* WRITTEN INSTRUCTION *
Select every line containing the word "JSON" from the material, and copy those lines.

* PROVIDED ENTRIES *
[start]
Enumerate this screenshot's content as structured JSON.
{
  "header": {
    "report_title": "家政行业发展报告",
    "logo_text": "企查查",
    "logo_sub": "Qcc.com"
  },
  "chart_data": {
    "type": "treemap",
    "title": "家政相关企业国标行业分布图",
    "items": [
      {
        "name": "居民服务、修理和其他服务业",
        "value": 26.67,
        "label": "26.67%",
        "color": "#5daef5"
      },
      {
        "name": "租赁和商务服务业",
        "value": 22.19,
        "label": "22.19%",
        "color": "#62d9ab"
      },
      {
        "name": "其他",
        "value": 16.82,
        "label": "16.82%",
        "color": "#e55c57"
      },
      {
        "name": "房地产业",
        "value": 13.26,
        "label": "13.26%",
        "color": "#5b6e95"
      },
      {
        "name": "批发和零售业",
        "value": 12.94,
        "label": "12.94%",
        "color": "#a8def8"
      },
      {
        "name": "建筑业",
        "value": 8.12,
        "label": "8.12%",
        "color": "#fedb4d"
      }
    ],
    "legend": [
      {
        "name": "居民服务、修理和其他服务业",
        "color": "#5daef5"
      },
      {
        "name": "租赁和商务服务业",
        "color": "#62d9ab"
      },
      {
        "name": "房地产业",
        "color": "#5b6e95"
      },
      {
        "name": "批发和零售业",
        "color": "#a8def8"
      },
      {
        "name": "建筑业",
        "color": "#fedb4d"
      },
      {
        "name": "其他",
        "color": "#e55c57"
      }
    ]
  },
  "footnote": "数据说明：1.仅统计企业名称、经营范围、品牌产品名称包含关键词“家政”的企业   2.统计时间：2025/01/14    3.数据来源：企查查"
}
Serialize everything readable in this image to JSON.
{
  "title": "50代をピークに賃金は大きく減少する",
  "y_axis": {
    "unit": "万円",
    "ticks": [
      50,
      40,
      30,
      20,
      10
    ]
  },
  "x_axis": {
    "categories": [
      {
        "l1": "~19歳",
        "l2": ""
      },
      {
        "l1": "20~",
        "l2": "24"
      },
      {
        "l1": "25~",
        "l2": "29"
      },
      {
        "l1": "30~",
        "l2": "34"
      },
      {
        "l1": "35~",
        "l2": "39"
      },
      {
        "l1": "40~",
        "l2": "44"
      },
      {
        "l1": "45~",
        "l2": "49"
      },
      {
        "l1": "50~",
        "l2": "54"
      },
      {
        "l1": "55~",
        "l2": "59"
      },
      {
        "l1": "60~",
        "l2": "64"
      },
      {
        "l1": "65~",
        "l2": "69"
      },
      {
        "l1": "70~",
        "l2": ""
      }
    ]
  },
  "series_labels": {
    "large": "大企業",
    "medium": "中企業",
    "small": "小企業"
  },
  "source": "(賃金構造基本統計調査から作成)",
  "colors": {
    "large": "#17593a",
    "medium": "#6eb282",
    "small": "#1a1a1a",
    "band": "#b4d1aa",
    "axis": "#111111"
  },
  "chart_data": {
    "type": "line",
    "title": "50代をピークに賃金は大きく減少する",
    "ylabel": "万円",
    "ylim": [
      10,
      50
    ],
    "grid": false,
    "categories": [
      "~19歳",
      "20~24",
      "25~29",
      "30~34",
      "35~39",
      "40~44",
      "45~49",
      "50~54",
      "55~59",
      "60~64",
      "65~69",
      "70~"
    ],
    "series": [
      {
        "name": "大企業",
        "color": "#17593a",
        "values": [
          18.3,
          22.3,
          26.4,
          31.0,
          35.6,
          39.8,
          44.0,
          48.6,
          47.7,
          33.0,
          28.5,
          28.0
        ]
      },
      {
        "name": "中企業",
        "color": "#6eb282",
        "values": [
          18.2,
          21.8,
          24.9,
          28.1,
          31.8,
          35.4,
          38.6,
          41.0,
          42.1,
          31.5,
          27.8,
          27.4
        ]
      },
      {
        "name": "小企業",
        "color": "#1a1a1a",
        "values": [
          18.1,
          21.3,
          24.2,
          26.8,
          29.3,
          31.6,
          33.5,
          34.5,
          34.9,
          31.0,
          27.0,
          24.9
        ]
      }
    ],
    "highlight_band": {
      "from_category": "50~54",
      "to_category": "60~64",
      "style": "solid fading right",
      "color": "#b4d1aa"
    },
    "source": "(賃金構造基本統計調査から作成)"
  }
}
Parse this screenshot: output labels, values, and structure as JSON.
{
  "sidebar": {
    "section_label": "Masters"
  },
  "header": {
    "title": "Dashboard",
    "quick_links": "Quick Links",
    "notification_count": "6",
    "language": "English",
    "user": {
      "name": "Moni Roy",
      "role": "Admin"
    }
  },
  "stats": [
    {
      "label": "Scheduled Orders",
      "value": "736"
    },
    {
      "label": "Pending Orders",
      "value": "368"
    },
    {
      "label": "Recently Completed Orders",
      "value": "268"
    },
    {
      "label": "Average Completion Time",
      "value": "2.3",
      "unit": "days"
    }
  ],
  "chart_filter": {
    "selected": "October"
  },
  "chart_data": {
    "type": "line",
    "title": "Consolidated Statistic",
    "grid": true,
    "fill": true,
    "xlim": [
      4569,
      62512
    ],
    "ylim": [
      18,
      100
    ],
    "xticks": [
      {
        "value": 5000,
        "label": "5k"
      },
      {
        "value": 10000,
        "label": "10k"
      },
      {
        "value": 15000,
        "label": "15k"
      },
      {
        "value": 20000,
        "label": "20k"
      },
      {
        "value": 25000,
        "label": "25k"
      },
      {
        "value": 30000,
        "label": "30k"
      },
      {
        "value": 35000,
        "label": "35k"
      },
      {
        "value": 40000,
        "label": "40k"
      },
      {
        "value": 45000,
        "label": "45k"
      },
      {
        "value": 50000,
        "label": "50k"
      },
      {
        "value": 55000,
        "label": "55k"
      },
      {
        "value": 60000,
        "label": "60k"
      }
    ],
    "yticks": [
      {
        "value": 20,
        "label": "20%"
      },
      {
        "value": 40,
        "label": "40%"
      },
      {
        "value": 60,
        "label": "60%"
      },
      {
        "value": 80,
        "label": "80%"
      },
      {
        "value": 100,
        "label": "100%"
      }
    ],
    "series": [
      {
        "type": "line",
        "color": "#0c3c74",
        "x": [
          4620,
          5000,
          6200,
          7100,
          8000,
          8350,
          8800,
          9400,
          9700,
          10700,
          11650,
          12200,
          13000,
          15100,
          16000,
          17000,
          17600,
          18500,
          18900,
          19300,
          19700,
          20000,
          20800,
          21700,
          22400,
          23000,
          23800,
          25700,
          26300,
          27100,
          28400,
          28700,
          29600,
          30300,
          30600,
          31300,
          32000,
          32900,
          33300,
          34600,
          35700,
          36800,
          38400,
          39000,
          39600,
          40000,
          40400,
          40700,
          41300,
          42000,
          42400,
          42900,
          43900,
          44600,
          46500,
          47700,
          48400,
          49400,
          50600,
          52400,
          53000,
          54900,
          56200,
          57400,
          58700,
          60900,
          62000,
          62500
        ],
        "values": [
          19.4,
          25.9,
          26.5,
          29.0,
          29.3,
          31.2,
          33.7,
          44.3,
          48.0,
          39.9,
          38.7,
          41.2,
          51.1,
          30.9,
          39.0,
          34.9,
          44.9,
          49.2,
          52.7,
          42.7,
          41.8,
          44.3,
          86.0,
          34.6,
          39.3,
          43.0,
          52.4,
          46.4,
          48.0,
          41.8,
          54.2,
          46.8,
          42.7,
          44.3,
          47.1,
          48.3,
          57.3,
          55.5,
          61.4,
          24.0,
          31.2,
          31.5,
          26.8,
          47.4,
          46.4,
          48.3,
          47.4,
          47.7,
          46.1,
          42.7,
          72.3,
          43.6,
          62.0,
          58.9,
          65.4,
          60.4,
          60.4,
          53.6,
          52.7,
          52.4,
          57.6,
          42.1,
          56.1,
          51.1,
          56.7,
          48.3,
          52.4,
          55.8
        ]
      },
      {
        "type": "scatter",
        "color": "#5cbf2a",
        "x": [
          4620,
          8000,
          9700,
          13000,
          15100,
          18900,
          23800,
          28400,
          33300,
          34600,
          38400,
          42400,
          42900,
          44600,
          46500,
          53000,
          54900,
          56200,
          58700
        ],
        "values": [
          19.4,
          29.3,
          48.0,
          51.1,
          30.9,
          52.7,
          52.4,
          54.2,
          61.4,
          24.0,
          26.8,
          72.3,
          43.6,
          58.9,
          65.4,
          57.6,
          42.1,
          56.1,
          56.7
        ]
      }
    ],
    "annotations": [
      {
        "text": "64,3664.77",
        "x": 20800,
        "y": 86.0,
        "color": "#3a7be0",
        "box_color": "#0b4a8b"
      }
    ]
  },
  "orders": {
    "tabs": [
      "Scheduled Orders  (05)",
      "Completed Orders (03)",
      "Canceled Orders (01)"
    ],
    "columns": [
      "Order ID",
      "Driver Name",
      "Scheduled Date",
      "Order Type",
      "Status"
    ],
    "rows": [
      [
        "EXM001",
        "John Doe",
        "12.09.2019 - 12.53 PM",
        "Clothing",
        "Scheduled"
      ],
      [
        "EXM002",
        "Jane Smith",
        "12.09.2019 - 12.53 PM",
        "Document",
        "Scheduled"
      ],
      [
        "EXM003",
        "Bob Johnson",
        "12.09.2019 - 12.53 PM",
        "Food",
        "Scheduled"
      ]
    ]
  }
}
[end]
* ANSWER FOR THE TASK *
Enumerate this screenshot's content as structured JSON.
Serialize everything readable in this image to JSON.
Parse this screenshot: output labels, values, and structure as JSON.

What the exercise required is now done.